[Saved entries]
§

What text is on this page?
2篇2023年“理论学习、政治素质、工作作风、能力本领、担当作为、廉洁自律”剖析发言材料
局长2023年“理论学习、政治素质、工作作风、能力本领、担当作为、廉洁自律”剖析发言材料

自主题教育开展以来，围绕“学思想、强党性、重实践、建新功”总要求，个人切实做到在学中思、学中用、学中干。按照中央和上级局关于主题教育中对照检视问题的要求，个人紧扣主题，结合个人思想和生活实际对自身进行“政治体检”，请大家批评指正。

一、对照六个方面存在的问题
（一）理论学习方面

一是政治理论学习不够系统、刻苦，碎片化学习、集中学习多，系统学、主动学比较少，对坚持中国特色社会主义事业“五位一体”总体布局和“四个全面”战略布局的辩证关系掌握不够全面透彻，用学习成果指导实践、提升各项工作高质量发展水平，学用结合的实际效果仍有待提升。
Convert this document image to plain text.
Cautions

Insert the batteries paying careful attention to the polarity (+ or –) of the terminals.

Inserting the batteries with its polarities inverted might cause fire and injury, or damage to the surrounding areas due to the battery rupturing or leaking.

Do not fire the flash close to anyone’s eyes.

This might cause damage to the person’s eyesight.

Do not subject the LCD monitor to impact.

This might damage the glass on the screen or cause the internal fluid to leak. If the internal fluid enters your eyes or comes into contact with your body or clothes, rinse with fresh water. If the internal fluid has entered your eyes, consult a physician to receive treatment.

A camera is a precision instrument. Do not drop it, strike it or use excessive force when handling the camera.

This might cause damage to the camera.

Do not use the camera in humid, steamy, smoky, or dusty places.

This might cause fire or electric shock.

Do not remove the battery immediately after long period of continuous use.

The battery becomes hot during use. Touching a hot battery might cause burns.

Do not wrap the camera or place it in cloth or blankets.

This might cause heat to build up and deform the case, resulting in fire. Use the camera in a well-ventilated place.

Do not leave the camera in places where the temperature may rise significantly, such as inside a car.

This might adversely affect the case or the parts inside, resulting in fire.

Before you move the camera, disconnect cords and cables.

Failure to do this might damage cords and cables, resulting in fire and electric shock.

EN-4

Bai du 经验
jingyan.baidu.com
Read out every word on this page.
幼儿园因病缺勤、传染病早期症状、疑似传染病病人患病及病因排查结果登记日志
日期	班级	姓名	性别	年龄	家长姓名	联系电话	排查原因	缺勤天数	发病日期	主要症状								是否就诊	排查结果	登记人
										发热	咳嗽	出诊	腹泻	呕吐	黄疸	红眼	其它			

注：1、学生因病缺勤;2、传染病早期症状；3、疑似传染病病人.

§

Task objective: Reproduce exactly the lines from the one with "Read out every word on this page." through the end of the entries above, both ends included.

Solved exercise:
Read out every word on this page.
幼儿园因病缺勤、传染病早期症状、疑似传染病病人患病及病因排查结果登记日志
日期	班级	姓名	性别	年龄	家长姓名	联系电话	排查原因	缺勤天数	发病日期	主要症状								是否就诊	排查结果	登记人
										发热	咳嗽	出诊	腹泻	呕吐	黄疸	红眼	其它			

注：1、学生因病缺勤;2、传染病早期症状；3、疑似传染病病人.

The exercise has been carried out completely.